## begin

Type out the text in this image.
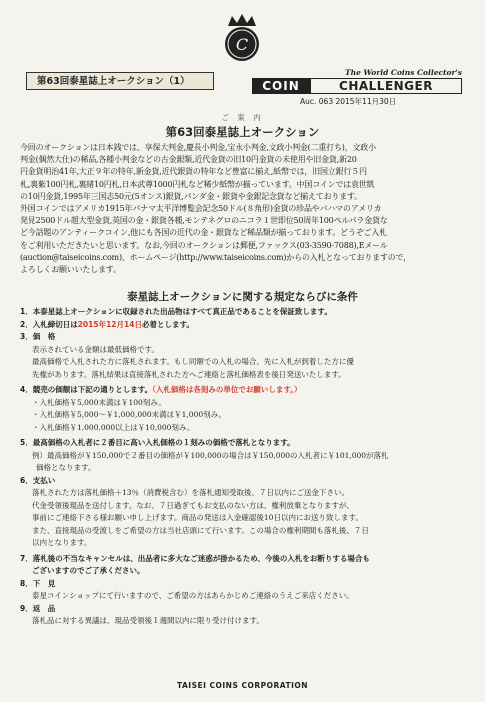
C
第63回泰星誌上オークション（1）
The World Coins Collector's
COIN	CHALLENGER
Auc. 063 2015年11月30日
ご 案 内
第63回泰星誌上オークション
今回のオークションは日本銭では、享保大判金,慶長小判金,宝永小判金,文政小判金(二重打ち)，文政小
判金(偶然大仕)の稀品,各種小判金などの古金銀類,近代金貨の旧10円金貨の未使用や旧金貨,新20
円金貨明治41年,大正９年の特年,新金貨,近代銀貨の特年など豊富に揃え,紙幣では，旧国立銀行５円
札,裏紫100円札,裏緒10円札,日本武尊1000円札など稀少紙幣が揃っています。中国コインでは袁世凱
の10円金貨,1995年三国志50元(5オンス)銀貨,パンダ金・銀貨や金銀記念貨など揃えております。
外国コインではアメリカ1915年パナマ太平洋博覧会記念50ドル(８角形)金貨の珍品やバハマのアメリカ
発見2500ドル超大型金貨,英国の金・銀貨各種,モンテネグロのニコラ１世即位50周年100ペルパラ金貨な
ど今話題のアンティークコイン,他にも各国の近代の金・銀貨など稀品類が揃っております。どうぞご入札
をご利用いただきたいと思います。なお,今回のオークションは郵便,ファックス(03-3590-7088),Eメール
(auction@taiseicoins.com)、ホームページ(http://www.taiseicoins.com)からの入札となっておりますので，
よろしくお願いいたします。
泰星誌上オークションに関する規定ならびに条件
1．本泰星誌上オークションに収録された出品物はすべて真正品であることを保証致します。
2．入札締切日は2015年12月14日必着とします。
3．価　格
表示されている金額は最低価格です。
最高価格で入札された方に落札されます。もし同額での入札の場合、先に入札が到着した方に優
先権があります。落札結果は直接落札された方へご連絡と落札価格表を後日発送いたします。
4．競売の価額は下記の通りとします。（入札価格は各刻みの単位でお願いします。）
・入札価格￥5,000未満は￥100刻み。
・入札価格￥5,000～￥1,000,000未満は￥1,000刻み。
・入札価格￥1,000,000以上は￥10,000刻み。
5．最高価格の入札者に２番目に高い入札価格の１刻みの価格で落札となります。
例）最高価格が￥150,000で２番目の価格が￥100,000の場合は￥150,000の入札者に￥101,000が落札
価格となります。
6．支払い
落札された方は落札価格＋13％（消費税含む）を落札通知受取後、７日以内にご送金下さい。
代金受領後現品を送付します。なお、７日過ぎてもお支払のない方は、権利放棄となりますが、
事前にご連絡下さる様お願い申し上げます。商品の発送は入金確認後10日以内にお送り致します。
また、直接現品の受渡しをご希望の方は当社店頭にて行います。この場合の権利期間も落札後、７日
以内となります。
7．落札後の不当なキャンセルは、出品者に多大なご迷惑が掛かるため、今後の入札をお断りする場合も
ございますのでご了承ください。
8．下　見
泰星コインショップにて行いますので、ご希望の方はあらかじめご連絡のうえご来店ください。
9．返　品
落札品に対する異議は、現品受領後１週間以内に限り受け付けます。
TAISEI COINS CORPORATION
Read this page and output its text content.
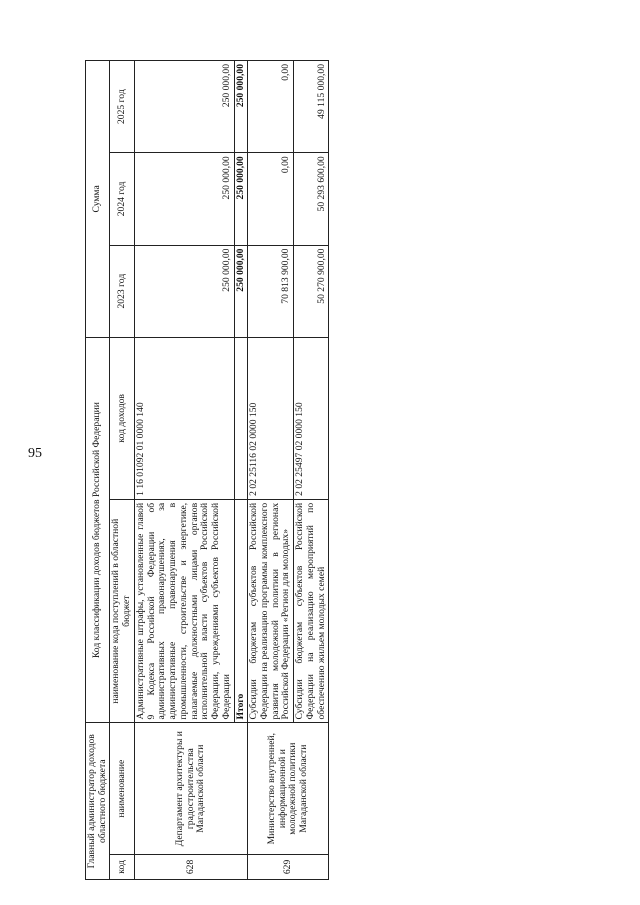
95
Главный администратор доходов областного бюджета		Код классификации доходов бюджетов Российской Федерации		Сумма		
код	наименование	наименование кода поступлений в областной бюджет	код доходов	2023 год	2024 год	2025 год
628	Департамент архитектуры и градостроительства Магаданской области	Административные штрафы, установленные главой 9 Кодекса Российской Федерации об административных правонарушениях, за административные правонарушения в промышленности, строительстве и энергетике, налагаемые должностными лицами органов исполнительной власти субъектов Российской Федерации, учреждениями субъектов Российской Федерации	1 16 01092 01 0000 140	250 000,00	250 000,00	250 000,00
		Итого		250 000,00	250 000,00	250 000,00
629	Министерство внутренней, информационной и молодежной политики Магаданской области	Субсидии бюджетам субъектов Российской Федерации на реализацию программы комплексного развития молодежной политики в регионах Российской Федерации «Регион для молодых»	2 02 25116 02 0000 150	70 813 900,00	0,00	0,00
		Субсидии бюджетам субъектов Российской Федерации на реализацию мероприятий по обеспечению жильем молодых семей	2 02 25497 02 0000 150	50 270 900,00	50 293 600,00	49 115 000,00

## end

TASK BRIEF
Of the lines in the material, how many include "доходов"? Respond with the number alone.

COMPLETED TASK
2